[start of Excerpted data]

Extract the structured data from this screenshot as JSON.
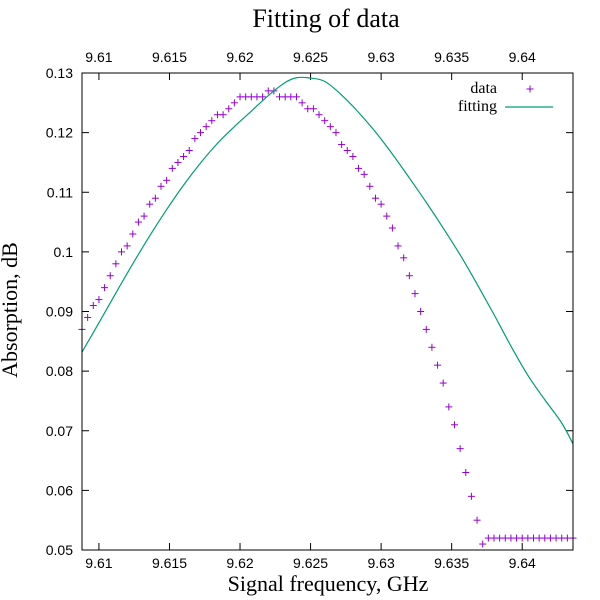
{
  "chart_data": {
    "type": "scatter",
    "title": "Fitting of data",
    "xlabel": "Signal frequency, GHz",
    "ylabel": "Absorption, dB",
    "xlim": [
      9.6088,
      9.6436
    ],
    "ylim": [
      0.05,
      0.13
    ],
    "xticks": [
      "9.61",
      "9.615",
      "9.62",
      "9.625",
      "9.63",
      "9.635",
      "9.64"
    ],
    "yticks": [
      "0.05",
      "0.06",
      "0.07",
      "0.08",
      "0.09",
      "0.1",
      "0.11",
      "0.12",
      "0.13"
    ],
    "top_axis_ticks": true,
    "grid": false,
    "legend_position": "top-right",
    "series": [
      {
        "name": "data",
        "kind": "points",
        "marker": "plus",
        "color": "#9400d3",
        "x": [
          9.6088,
          9.6092,
          9.6096,
          9.61,
          9.6104,
          9.6108,
          9.6112,
          9.6116,
          9.612,
          9.6124,
          9.6128,
          9.6132,
          9.6136,
          9.614,
          9.6144,
          9.6148,
          9.6152,
          9.6156,
          9.616,
          9.6164,
          9.6168,
          9.6172,
          9.6176,
          9.618,
          9.6184,
          9.6188,
          9.6192,
          9.6196,
          9.62,
          9.6204,
          9.6208,
          9.6212,
          9.6216,
          9.622,
          9.6224,
          9.6228,
          9.6232,
          9.6236,
          9.624,
          9.6244,
          9.6248,
          9.6252,
          9.6256,
          9.626,
          9.6264,
          9.6268,
          9.6272,
          9.6276,
          9.628,
          9.6284,
          9.6288,
          9.6292,
          9.6296,
          9.63,
          9.6304,
          9.6308,
          9.6312,
          9.6316,
          9.632,
          9.6324,
          9.6328,
          9.6332,
          9.6336,
          9.634,
          9.6344,
          9.6348,
          9.6352,
          9.6356,
          9.636,
          9.6364,
          9.6368,
          9.6372,
          9.6376,
          9.638,
          9.6384,
          9.6388,
          9.6392,
          9.6396,
          9.64,
          9.6404,
          9.6408,
          9.6412,
          9.6416,
          9.642,
          9.6424,
          9.6428,
          9.6432,
          9.6436
        ],
        "y": [
          0.087,
          0.089,
          0.091,
          0.092,
          0.094,
          0.096,
          0.098,
          0.1,
          0.101,
          0.103,
          0.105,
          0.106,
          0.108,
          0.109,
          0.111,
          0.112,
          0.114,
          0.115,
          0.116,
          0.117,
          0.119,
          0.12,
          0.121,
          0.122,
          0.123,
          0.123,
          0.124,
          0.125,
          0.126,
          0.126,
          0.126,
          0.126,
          0.126,
          0.127,
          0.127,
          0.126,
          0.126,
          0.126,
          0.126,
          0.125,
          0.124,
          0.124,
          0.123,
          0.122,
          0.121,
          0.12,
          0.118,
          0.117,
          0.116,
          0.114,
          0.113,
          0.111,
          0.109,
          0.108,
          0.106,
          0.104,
          0.101,
          0.099,
          0.096,
          0.093,
          0.09,
          0.087,
          0.084,
          0.081,
          0.078,
          0.074,
          0.071,
          0.067,
          0.063,
          0.059,
          0.055,
          0.051,
          0.052,
          0.052,
          0.052,
          0.052,
          0.052,
          0.052,
          0.052,
          0.052,
          0.052,
          0.052,
          0.052,
          0.052,
          0.052,
          0.052,
          0.052,
          0.052
        ]
      },
      {
        "name": "fitting",
        "kind": "line",
        "color": "#009e73",
        "x": [
          9.6088,
          9.61,
          9.6112,
          9.6124,
          9.6136,
          9.6148,
          9.616,
          9.6172,
          9.6184,
          9.6196,
          9.6208,
          9.622,
          9.6232,
          9.624,
          9.6248,
          9.626,
          9.6272,
          9.6284,
          9.6296,
          9.6308,
          9.632,
          9.6332,
          9.6344,
          9.6356,
          9.6368,
          9.638,
          9.6392,
          9.6404,
          9.6416,
          9.6428,
          9.6436
        ],
        "y": [
          0.0832,
          0.0881,
          0.0931,
          0.098,
          0.1027,
          0.1071,
          0.1112,
          0.1149,
          0.1182,
          0.121,
          0.1236,
          0.1262,
          0.1284,
          0.1292,
          0.1292,
          0.1286,
          0.1263,
          0.1234,
          0.1201,
          0.1164,
          0.1124,
          0.1083,
          0.104,
          0.0995,
          0.0946,
          0.0895,
          0.0842,
          0.0793,
          0.0752,
          0.0713,
          0.0678
        ]
      }
    ]
  }
}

[end of Excerpted data]

Directions for this task - All the lines above are to be reproduced exactly, except the pictures.

Solution -
Extract the structured data from this screenshot as JSON.
{
  "chart_data": {
    "type": "scatter",
    "title": "Fitting of data",
    "xlabel": "Signal frequency, GHz",
    "ylabel": "Absorption, dB",
    "xlim": [
      9.6088,
      9.6436
    ],
    "ylim": [
      0.05,
      0.13
    ],
    "xticks": [
      "9.61",
      "9.615",
      "9.62",
      "9.625",
      "9.63",
      "9.635",
      "9.64"
    ],
    "yticks": [
      "0.05",
      "0.06",
      "0.07",
      "0.08",
      "0.09",
      "0.1",
      "0.11",
      "0.12",
      "0.13"
    ],
    "top_axis_ticks": true,
    "grid": false,
    "legend_position": "top-right",
    "series": [
      {
        "name": "data",
        "kind": "points",
        "marker": "plus",
        "color": "#9400d3",
        "x": [
          9.6088,
          9.6092,
          9.6096,
          9.61,
          9.6104,
          9.6108,
          9.6112,
          9.6116,
          9.612,
          9.6124,
          9.6128,
          9.6132,
          9.6136,
          9.614,
          9.6144,
          9.6148,
          9.6152,
          9.6156,
          9.616,
          9.6164,
          9.6168,
          9.6172,
          9.6176,
          9.618,
          9.6184,
          9.6188,
          9.6192,
          9.6196,
          9.62,
          9.6204,
          9.6208,
          9.6212,
          9.6216,
          9.622,
          9.6224,
          9.6228,
          9.6232,
          9.6236,
          9.624,
          9.6244,
          9.6248,
          9.6252,
          9.6256,
          9.626,
          9.6264,
          9.6268,
          9.6272,
          9.6276,
          9.628,
          9.6284,
          9.6288,
          9.6292,
          9.6296,
          9.63,
          9.6304,
          9.6308,
          9.6312,
          9.6316,
          9.632,
          9.6324,
          9.6328,
          9.6332,
          9.6336,
          9.634,
          9.6344,
          9.6348,
          9.6352,
          9.6356,
          9.636,
          9.6364,
          9.6368,
          9.6372,
          9.6376,
          9.638,
          9.6384,
          9.6388,
          9.6392,
          9.6396,
          9.64,
          9.6404,
          9.6408,
          9.6412,
          9.6416,
          9.642,
          9.6424,
          9.6428,
          9.6432,
          9.6436
        ],
        "y": [
          0.087,
          0.089,
          0.091,
          0.092,
          0.094,
          0.096,
          0.098,
          0.1,
          0.101,
          0.103,
          0.105,
          0.106,
          0.108,
          0.109,
          0.111,
          0.112,
          0.114,
          0.115,
          0.116,
          0.117,
          0.119,
          0.12,
          0.121,
          0.122,
          0.123,
          0.123,
          0.124,
          0.125,
          0.126,
          0.126,
          0.126,
          0.126,
          0.126,
          0.127,
          0.127,
          0.126,
          0.126,
          0.126,
          0.126,
          0.125,
          0.124,
          0.124,
          0.123,
          0.122,
          0.121,
          0.12,
          0.118,
          0.117,
          0.116,
          0.114,
          0.113,
          0.111,
          0.109,
          0.108,
          0.106,
          0.104,
          0.101,
          0.099,
          0.096,
          0.093,
          0.09,
          0.087,
          0.084,
          0.081,
          0.078,
          0.074,
          0.071,
          0.067,
          0.063,
          0.059,
          0.055,
          0.051,
          0.052,
          0.052,
          0.052,
          0.052,
          0.052,
          0.052,
          0.052,
          0.052,
          0.052,
          0.052,
          0.052,
          0.052,
          0.052,
          0.052,
          0.052,
          0.052
        ]
      },
      {
        "name": "fitting",
        "kind": "line",
        "color": "#009e73",
        "x": [
          9.6088,
          9.61,
          9.6112,
          9.6124,
          9.6136,
          9.6148,
          9.616,
          9.6172,
          9.6184,
          9.6196,
          9.6208,
          9.622,
          9.6232,
          9.624,
          9.6248,
          9.626,
          9.6272,
          9.6284,
          9.6296,
          9.6308,
          9.632,
          9.6332,
          9.6344,
          9.6356,
          9.6368,
          9.638,
          9.6392,
          9.6404,
          9.6416,
          9.6428,
          9.6436
        ],
        "y": [
          0.0832,
          0.0881,
          0.0931,
          0.098,
          0.1027,
          0.1071,
          0.1112,
          0.1149,
          0.1182,
          0.121,
          0.1236,
          0.1262,
          0.1284,
          0.1292,
          0.1292,
          0.1286,
          0.1263,
          0.1234,
          0.1201,
          0.1164,
          0.1124,
          0.1083,
          0.104,
          0.0995,
          0.0946,
          0.0895,
          0.0842,
          0.0793,
          0.0752,
          0.0713,
          0.0678
        ]
      }
    ]
  }
}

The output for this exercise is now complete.